* WHAT THE TASK REQUIRES:
Count the lines below that contain "LIMITER". Give only the number.

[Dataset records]
• • •

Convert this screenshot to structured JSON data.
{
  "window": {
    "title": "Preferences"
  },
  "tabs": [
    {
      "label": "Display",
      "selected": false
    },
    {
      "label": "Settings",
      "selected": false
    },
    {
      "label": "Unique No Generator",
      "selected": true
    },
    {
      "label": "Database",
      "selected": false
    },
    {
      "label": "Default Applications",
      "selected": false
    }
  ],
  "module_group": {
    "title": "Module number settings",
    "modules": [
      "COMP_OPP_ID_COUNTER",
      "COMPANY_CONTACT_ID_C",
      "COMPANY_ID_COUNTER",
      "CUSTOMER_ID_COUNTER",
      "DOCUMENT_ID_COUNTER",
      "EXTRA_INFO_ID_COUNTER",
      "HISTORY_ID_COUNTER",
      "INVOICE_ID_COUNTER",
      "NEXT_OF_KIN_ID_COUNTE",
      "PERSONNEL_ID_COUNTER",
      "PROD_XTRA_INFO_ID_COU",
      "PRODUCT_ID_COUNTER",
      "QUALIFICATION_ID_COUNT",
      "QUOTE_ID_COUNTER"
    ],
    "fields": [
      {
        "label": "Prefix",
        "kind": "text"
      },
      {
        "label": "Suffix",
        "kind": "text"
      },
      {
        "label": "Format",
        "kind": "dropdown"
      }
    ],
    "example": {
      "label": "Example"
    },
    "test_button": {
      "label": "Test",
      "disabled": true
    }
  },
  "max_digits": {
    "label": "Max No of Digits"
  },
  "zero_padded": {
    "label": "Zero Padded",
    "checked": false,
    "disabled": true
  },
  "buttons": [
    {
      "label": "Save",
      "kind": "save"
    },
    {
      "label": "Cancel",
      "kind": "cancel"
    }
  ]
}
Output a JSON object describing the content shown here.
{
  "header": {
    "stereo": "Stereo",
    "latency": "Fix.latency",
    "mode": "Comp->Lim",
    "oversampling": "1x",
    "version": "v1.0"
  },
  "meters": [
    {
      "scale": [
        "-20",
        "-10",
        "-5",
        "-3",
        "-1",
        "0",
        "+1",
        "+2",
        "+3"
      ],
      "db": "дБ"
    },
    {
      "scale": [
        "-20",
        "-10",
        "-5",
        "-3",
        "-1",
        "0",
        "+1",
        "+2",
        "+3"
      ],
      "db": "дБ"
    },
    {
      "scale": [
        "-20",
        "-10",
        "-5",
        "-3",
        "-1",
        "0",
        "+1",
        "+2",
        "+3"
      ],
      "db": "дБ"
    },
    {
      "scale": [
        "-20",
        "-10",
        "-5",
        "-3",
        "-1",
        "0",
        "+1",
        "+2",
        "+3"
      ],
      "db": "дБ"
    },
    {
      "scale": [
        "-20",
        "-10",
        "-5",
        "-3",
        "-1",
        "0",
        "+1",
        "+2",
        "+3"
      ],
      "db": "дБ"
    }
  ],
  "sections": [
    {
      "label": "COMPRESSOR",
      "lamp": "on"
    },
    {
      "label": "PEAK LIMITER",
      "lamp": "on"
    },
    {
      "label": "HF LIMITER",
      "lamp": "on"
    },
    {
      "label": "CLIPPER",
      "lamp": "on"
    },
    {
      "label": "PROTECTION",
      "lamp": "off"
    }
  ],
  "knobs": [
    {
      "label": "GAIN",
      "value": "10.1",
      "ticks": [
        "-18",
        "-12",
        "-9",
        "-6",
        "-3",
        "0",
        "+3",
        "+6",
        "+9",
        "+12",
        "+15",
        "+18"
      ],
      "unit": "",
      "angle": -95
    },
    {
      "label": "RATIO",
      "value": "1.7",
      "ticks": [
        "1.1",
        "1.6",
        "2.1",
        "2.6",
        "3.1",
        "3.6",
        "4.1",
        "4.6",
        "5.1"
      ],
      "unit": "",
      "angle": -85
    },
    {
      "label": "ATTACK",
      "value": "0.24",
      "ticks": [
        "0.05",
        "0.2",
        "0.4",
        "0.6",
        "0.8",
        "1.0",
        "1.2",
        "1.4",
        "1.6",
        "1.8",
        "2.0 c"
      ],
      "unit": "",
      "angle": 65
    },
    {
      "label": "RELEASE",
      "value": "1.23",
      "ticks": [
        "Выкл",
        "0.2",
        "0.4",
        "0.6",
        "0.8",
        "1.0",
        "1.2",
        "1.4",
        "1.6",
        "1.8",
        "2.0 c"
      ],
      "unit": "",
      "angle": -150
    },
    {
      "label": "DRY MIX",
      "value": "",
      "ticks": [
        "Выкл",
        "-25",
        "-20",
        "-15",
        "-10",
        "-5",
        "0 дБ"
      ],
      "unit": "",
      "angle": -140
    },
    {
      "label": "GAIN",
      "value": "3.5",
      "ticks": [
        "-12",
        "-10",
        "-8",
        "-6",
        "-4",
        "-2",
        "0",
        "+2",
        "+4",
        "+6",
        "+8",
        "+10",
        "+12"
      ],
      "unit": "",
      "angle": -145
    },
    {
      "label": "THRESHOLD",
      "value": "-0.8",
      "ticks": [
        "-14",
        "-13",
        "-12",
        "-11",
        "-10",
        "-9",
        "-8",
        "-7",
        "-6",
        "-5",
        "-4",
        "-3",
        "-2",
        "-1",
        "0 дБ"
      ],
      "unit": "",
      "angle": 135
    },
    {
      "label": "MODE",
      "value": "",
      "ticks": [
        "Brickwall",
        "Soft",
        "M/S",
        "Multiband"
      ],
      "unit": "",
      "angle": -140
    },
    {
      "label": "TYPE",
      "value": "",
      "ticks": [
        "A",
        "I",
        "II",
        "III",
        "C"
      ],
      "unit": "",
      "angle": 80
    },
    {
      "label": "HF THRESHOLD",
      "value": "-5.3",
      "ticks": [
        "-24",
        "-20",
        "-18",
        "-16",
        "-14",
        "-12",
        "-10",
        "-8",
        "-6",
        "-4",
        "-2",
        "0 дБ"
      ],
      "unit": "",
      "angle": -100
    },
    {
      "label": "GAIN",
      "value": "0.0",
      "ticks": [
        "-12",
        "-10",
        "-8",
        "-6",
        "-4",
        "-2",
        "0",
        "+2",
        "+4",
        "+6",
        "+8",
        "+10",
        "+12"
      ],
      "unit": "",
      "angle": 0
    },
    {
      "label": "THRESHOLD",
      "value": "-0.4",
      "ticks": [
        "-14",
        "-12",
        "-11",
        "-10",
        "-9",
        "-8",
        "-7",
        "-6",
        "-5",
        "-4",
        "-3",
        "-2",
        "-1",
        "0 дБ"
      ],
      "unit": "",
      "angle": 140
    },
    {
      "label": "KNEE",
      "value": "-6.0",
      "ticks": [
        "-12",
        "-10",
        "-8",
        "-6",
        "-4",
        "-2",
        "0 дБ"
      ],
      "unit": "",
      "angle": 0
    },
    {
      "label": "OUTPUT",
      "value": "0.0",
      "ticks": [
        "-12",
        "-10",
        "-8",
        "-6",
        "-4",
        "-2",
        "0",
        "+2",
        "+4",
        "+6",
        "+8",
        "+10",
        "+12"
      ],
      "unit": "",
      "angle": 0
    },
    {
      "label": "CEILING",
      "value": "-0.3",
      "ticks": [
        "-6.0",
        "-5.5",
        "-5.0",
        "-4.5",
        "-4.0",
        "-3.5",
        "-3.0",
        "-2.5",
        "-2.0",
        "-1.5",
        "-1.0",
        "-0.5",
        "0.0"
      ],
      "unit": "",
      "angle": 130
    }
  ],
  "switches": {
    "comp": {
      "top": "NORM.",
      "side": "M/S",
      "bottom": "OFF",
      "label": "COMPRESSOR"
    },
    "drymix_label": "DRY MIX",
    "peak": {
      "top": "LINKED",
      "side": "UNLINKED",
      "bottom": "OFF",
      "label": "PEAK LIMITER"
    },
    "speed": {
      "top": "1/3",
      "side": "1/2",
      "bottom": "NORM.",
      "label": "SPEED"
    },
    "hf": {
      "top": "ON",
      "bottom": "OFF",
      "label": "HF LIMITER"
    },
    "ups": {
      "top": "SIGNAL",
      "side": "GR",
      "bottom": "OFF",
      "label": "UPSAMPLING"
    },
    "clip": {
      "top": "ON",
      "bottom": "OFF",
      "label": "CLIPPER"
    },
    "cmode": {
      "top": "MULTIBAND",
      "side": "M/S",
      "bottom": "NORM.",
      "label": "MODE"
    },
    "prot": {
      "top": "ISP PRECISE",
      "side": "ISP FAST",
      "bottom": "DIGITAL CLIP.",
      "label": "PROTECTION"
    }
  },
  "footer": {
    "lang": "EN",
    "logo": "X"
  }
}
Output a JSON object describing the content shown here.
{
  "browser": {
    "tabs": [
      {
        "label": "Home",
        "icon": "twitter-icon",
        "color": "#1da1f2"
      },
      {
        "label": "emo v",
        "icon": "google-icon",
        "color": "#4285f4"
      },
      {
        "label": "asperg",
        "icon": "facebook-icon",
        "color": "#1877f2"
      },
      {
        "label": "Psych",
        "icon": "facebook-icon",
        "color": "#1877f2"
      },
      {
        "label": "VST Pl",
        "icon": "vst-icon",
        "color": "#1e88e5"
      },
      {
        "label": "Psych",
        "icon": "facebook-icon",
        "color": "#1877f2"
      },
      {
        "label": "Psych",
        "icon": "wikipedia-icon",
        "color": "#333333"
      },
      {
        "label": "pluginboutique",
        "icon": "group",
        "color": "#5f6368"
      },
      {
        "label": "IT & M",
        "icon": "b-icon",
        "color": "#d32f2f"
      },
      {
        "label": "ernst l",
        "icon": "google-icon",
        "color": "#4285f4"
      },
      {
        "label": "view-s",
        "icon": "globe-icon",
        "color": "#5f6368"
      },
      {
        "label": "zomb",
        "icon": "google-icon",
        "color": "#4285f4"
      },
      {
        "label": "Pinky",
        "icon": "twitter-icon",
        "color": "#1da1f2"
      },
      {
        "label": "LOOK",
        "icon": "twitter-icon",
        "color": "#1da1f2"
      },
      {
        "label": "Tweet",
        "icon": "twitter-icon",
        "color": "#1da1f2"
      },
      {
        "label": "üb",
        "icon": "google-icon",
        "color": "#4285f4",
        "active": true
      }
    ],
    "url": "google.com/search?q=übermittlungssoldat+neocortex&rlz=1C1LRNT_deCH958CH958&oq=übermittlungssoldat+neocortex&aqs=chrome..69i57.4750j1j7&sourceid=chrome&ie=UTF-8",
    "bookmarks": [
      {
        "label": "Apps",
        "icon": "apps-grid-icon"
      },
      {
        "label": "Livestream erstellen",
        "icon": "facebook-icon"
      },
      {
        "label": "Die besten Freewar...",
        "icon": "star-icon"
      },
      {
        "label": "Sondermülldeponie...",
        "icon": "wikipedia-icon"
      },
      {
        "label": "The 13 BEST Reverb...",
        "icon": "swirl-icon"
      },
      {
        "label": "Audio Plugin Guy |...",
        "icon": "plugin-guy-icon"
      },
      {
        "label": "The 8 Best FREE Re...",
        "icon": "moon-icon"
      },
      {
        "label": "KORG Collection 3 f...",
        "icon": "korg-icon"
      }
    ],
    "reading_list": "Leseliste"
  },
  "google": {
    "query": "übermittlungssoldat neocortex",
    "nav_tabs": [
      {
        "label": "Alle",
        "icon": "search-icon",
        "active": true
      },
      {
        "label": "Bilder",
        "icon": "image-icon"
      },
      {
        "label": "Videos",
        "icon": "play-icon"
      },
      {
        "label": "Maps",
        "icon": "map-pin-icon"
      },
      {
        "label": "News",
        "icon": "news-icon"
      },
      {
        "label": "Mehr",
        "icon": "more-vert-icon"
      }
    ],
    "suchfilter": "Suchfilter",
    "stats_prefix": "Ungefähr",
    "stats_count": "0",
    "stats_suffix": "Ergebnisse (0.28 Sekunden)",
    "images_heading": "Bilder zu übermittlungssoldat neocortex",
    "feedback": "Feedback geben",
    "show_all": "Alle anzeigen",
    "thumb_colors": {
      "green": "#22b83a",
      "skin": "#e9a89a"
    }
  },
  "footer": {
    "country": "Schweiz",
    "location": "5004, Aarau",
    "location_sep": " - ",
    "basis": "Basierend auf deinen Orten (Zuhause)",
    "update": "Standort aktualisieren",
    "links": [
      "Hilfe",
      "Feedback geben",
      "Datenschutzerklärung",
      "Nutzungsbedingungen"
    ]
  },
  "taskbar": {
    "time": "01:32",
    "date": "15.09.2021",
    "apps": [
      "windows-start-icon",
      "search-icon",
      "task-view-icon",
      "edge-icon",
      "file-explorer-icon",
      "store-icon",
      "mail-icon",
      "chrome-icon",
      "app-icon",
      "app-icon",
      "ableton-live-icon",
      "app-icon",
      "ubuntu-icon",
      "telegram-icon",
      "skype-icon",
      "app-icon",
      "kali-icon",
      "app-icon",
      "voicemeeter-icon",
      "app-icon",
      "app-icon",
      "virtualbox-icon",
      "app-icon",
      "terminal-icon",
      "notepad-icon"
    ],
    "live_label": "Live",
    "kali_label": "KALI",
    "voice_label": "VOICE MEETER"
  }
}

• • •

* TASK OUTPUT:
4